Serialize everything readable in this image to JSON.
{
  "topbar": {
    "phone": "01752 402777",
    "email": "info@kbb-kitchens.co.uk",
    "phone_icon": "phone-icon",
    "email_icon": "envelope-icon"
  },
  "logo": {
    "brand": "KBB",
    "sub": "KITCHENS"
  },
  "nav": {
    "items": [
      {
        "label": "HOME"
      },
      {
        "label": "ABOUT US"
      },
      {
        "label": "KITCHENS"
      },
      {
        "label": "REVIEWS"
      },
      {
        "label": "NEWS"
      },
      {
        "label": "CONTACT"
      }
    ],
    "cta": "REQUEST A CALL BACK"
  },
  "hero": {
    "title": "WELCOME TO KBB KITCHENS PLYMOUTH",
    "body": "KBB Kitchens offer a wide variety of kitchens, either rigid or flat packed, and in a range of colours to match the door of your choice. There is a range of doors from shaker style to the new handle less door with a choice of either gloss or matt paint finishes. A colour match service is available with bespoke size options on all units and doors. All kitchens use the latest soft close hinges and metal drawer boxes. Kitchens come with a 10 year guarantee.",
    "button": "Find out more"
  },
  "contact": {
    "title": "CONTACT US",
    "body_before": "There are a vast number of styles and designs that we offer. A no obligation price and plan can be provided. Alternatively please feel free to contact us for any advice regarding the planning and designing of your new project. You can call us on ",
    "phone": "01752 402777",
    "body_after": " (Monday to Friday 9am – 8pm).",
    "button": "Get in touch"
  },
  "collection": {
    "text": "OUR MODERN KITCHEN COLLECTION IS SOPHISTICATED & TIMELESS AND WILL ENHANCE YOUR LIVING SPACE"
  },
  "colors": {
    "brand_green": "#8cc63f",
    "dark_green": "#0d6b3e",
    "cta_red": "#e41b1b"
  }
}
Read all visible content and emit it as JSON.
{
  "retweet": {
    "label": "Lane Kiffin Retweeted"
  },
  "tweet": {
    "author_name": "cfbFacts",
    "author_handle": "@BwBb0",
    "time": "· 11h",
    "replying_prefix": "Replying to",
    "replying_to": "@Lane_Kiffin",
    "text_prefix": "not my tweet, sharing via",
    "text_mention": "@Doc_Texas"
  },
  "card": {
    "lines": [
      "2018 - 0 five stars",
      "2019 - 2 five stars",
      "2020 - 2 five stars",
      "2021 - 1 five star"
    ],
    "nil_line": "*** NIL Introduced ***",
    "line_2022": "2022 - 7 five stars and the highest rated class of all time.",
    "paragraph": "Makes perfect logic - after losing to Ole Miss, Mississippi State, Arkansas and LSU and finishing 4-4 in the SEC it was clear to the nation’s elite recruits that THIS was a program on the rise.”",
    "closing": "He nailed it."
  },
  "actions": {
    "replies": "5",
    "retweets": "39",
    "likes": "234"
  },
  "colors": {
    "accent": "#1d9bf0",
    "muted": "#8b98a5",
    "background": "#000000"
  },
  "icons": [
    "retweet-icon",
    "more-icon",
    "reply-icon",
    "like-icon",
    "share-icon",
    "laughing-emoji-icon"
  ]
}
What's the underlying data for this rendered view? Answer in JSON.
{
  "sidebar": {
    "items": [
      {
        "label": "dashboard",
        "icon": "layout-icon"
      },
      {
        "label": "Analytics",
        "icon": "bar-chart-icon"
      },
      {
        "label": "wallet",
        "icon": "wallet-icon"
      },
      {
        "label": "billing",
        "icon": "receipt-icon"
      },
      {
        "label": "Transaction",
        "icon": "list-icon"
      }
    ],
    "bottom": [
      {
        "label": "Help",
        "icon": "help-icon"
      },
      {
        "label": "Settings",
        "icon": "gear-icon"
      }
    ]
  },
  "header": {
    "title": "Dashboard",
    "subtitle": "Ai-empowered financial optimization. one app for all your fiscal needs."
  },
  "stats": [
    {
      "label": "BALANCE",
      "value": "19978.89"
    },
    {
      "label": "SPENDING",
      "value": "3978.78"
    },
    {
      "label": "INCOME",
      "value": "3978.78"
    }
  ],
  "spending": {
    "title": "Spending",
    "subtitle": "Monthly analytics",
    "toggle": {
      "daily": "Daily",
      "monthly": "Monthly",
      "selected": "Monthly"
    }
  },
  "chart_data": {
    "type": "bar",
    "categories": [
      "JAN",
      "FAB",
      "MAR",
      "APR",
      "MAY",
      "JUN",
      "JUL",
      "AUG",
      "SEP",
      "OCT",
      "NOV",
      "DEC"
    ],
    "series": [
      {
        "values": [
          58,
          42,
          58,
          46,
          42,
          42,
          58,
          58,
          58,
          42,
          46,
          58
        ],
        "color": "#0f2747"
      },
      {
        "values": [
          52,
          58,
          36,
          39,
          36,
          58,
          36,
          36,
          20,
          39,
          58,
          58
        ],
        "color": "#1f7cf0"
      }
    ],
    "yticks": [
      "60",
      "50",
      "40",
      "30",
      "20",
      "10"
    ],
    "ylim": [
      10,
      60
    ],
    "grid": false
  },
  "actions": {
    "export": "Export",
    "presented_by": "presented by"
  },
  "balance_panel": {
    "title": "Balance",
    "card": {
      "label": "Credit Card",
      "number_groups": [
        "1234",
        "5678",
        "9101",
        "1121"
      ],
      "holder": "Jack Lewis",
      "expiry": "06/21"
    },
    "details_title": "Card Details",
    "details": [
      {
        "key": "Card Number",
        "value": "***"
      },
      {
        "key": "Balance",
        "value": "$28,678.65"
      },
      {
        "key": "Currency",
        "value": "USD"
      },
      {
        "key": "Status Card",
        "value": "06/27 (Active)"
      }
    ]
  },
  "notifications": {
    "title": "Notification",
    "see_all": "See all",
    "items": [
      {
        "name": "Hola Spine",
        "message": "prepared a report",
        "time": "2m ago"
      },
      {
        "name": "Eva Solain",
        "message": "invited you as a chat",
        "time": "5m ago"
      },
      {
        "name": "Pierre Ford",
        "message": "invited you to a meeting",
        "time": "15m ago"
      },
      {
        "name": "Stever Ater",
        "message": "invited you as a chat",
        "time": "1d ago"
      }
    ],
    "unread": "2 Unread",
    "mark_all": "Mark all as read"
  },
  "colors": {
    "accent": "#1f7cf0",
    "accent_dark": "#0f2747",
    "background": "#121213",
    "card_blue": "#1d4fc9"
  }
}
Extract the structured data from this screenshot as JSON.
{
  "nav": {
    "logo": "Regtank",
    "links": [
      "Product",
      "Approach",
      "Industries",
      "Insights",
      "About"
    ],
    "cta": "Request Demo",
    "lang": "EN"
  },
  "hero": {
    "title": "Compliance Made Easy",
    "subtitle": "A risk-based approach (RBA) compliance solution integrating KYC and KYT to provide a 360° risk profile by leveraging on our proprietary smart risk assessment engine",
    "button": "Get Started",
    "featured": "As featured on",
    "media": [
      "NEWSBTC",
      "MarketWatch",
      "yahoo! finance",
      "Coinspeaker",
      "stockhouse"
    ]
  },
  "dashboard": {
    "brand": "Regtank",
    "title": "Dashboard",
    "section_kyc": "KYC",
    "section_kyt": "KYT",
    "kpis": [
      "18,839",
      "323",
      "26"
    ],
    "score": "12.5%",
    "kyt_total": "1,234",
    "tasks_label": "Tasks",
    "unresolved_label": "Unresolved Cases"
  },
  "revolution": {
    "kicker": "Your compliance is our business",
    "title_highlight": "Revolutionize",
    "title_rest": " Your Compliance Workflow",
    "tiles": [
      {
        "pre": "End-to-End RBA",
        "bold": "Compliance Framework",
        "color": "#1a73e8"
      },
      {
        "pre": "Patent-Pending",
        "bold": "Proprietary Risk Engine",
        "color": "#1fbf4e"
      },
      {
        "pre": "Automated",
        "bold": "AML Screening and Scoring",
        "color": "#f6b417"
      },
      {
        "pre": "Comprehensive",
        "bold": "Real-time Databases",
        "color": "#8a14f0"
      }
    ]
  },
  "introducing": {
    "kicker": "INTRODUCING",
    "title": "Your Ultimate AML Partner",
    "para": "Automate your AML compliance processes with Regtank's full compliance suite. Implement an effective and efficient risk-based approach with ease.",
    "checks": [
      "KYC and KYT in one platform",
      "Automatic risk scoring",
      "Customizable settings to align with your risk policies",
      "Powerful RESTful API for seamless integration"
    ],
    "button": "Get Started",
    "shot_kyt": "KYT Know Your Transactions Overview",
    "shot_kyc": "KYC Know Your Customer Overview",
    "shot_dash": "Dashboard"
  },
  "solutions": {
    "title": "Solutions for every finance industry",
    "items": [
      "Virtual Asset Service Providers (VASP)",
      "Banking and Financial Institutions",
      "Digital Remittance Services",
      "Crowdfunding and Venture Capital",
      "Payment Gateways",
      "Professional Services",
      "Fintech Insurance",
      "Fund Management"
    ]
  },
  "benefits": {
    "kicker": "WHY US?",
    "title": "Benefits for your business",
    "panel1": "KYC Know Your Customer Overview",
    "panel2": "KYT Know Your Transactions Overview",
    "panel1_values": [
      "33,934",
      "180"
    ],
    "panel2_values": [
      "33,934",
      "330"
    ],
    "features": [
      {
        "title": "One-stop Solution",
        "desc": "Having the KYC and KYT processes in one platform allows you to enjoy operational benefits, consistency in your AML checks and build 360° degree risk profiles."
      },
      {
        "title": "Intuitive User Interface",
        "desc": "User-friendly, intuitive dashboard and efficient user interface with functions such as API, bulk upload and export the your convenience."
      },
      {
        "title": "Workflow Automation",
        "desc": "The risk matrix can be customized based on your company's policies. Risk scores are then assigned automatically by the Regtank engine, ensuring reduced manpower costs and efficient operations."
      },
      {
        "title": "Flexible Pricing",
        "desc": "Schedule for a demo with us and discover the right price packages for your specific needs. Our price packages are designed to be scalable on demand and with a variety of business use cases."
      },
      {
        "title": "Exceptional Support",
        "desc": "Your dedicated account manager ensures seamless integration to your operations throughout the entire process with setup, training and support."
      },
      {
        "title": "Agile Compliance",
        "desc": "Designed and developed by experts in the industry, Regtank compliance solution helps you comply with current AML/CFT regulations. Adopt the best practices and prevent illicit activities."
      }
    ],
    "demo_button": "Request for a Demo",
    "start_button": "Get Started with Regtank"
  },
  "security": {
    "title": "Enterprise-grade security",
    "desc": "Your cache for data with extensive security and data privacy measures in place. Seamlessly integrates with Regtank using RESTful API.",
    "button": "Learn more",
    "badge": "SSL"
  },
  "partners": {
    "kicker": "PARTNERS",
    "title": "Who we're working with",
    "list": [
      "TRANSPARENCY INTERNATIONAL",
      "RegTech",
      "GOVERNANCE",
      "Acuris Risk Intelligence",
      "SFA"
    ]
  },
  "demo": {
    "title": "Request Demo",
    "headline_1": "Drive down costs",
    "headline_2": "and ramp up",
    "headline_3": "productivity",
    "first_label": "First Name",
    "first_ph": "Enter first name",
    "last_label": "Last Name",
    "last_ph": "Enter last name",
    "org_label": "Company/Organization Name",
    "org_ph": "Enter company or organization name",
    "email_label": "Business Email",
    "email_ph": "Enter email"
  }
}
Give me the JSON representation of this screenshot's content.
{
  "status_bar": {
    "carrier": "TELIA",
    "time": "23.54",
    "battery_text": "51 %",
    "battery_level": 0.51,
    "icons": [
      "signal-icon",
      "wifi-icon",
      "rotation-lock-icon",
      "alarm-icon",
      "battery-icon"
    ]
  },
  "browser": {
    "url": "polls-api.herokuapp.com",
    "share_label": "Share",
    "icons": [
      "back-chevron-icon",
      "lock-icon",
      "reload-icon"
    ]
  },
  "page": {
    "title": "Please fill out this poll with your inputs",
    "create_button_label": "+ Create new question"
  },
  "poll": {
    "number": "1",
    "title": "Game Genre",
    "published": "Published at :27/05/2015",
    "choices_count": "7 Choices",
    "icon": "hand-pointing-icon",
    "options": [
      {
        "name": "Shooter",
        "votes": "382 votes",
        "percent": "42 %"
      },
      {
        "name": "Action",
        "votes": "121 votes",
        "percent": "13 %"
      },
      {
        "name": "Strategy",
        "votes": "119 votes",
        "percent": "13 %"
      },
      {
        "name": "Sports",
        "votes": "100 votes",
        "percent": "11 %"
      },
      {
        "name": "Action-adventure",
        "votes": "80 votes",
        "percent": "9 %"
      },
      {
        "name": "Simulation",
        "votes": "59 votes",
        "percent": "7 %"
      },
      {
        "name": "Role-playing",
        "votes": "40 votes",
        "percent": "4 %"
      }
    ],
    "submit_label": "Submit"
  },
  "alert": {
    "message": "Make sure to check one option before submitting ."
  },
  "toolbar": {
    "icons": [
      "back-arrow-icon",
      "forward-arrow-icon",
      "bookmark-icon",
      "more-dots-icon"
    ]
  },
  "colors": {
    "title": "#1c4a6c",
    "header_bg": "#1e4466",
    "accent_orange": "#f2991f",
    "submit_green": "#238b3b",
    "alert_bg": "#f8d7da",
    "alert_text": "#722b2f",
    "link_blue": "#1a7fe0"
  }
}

========

Task requirements: Give the number of lines in the entries above that include the string "stars". No other output is expected.

Exercise response: 4